[Extracted records]
___
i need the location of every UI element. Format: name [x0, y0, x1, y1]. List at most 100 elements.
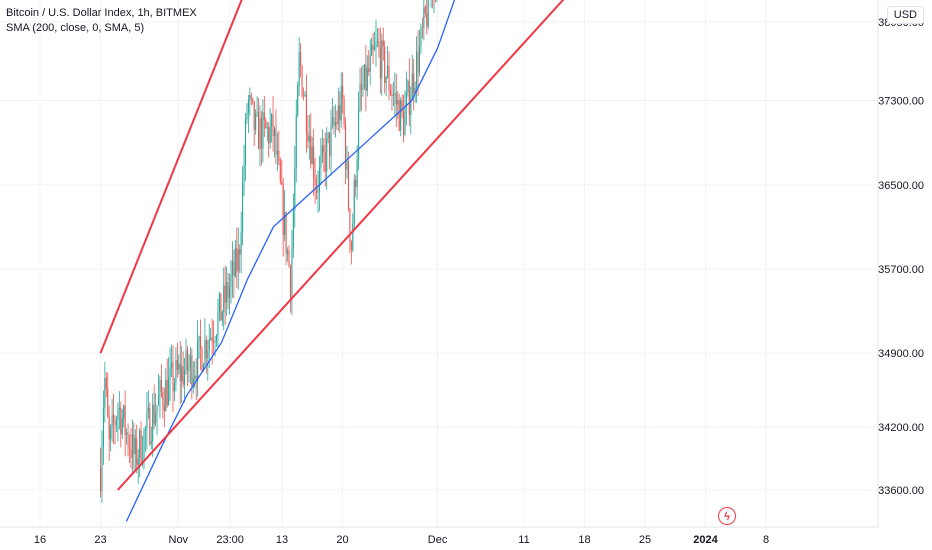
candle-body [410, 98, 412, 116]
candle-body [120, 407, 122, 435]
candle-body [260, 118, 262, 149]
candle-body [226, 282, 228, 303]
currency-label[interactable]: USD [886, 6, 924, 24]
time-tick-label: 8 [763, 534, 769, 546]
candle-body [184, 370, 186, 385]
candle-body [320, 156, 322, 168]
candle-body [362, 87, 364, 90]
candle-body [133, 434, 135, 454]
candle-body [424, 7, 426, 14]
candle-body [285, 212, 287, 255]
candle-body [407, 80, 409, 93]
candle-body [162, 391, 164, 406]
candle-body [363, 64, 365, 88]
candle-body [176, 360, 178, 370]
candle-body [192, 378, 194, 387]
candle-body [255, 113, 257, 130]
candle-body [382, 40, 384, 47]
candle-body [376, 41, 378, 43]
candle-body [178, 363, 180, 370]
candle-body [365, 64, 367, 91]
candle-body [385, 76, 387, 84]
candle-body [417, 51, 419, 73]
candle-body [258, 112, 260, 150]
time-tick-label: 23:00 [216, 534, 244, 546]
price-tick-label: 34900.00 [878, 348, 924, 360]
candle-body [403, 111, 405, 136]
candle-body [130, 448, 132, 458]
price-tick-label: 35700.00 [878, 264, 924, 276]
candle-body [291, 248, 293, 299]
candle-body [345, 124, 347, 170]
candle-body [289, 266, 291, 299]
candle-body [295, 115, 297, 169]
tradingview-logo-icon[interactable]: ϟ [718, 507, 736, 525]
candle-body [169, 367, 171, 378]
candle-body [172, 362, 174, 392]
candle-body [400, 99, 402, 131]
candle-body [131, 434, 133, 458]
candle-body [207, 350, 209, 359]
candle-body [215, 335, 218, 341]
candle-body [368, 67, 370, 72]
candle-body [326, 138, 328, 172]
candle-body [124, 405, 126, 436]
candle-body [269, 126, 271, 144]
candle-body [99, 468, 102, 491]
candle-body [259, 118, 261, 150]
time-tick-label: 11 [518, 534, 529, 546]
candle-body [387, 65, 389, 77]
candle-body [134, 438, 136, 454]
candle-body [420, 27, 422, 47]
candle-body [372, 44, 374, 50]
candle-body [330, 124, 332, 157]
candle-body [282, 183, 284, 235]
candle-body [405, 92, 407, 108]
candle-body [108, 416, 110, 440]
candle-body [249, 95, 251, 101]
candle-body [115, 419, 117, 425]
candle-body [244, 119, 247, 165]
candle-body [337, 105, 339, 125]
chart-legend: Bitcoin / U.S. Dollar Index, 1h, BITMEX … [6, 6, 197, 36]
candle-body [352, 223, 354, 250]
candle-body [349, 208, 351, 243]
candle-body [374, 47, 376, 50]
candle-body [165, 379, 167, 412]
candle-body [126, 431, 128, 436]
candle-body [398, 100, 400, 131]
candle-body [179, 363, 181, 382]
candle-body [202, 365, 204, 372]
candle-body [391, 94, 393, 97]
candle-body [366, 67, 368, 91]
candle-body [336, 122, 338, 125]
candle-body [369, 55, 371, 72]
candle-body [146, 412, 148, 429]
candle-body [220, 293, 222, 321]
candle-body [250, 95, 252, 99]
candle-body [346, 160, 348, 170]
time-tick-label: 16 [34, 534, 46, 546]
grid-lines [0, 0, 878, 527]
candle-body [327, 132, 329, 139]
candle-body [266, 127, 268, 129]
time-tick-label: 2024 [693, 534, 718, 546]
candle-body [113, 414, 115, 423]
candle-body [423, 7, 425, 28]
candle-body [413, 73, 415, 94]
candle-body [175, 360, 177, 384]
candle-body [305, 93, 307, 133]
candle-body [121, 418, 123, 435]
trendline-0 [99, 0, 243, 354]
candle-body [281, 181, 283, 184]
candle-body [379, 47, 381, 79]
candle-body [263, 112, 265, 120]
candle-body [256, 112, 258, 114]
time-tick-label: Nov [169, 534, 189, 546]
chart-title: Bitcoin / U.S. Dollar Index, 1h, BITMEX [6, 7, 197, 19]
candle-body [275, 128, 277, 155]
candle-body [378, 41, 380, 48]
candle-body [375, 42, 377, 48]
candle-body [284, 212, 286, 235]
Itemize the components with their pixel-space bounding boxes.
___
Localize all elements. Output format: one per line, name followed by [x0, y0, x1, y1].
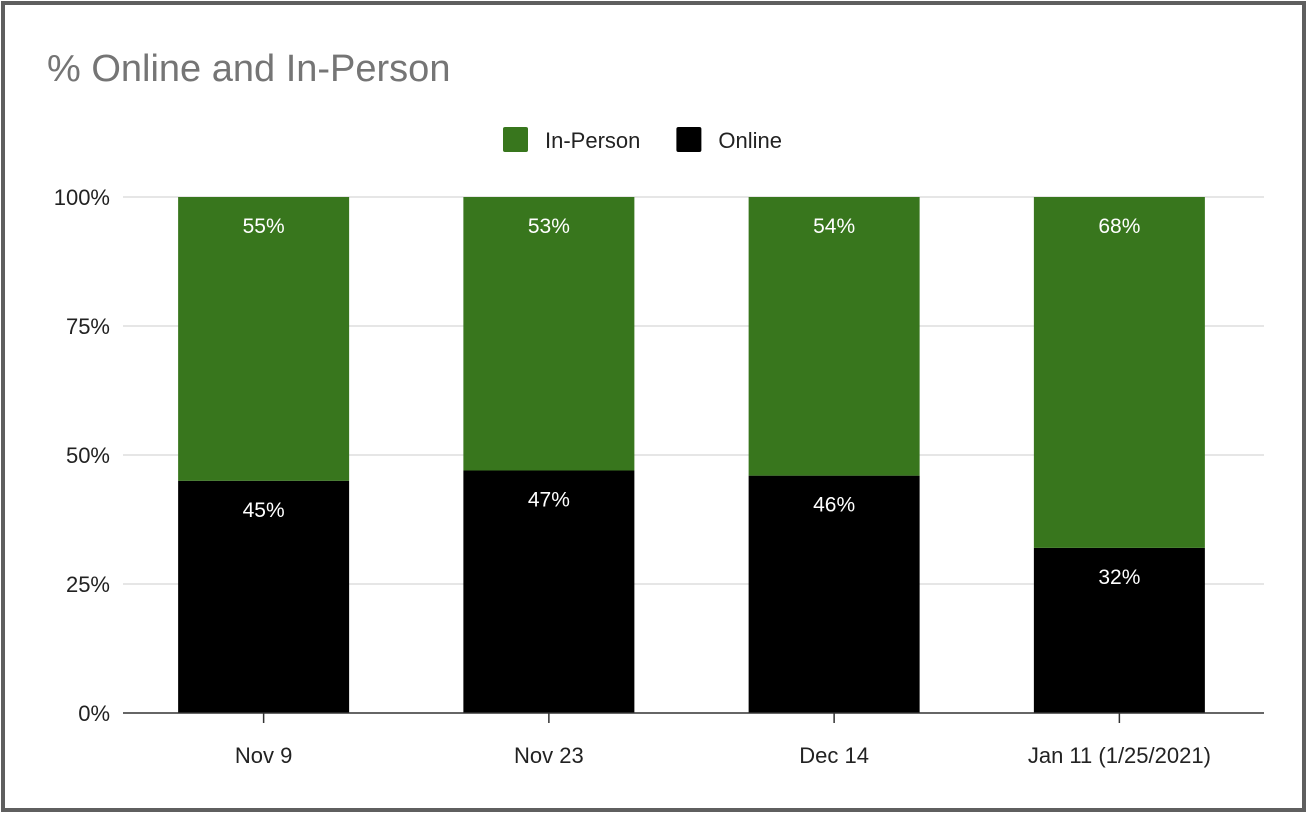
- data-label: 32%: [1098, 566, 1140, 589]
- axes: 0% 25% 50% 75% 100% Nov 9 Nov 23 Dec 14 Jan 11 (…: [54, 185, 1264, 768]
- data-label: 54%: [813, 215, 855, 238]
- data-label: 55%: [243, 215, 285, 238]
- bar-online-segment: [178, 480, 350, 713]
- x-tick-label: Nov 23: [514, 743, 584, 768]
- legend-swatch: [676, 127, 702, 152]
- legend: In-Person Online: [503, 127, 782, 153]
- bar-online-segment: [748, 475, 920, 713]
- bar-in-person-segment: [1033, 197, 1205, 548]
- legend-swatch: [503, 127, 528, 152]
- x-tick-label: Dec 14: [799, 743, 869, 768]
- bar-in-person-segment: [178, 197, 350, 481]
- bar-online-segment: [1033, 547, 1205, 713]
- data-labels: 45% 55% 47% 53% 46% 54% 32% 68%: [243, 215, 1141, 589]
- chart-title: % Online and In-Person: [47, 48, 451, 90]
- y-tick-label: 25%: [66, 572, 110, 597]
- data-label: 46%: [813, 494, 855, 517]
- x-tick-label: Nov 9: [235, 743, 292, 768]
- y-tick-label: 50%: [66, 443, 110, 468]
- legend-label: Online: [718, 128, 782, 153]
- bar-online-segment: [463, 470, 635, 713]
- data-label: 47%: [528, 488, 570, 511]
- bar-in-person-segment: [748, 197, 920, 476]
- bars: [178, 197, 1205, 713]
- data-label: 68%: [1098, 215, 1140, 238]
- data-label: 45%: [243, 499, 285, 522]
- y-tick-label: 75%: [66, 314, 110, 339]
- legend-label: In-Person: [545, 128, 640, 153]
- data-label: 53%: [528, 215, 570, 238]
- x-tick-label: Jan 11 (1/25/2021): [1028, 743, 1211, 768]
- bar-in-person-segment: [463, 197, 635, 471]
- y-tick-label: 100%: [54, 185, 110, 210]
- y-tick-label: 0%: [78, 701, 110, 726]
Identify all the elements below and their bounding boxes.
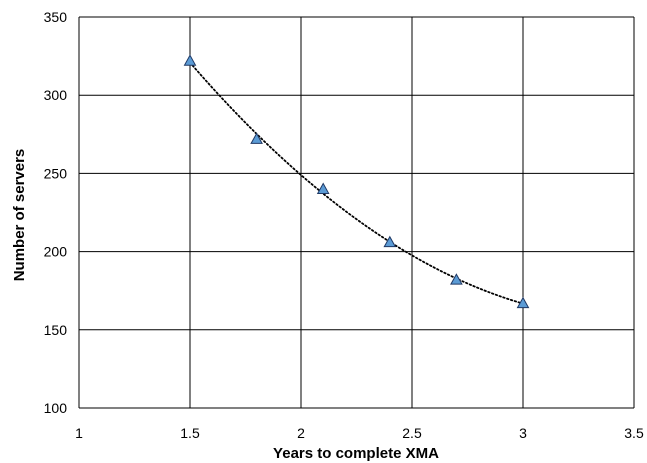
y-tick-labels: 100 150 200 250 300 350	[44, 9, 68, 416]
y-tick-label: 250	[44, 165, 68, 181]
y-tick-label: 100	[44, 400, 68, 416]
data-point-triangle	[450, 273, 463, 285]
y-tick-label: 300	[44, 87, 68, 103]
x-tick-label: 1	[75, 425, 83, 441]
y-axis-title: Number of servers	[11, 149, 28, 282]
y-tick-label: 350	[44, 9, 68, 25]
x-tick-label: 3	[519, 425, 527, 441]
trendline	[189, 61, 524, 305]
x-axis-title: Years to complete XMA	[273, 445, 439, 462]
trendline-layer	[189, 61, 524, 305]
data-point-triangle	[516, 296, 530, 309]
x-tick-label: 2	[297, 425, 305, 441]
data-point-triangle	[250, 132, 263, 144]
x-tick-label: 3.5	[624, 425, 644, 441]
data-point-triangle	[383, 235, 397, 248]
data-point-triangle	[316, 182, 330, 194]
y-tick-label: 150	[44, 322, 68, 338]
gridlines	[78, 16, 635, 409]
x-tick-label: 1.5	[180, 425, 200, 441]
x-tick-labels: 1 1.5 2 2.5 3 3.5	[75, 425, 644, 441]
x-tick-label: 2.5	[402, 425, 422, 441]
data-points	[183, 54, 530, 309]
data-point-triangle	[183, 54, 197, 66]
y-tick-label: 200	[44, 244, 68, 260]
___
## Task brief
Return everything in the material from the line containing "y-tick-labels: 100 150" down to the line containing "425, 305, 441]", both of those lines included. Copy each line unchanged.

## The response
y-tick-labels: 100 150 200 250 300 350	[44, 9, 68, 416]
y-tick-label: 250	[44, 165, 68, 181]
y-tick-label: 100	[44, 400, 68, 416]
data-point-triangle	[450, 273, 463, 285]
y-tick-label: 300	[44, 87, 68, 103]
x-tick-label: 1	[75, 425, 83, 441]
y-axis-title: Number of servers	[11, 149, 28, 282]
y-tick-label: 350	[44, 9, 68, 25]
x-tick-label: 3	[519, 425, 527, 441]
trendline	[189, 61, 524, 305]
x-axis-title: Years to complete XMA	[273, 445, 439, 462]
trendline-layer	[189, 61, 524, 305]
data-point-triangle	[516, 296, 530, 309]
x-tick-label: 2	[297, 425, 305, 441]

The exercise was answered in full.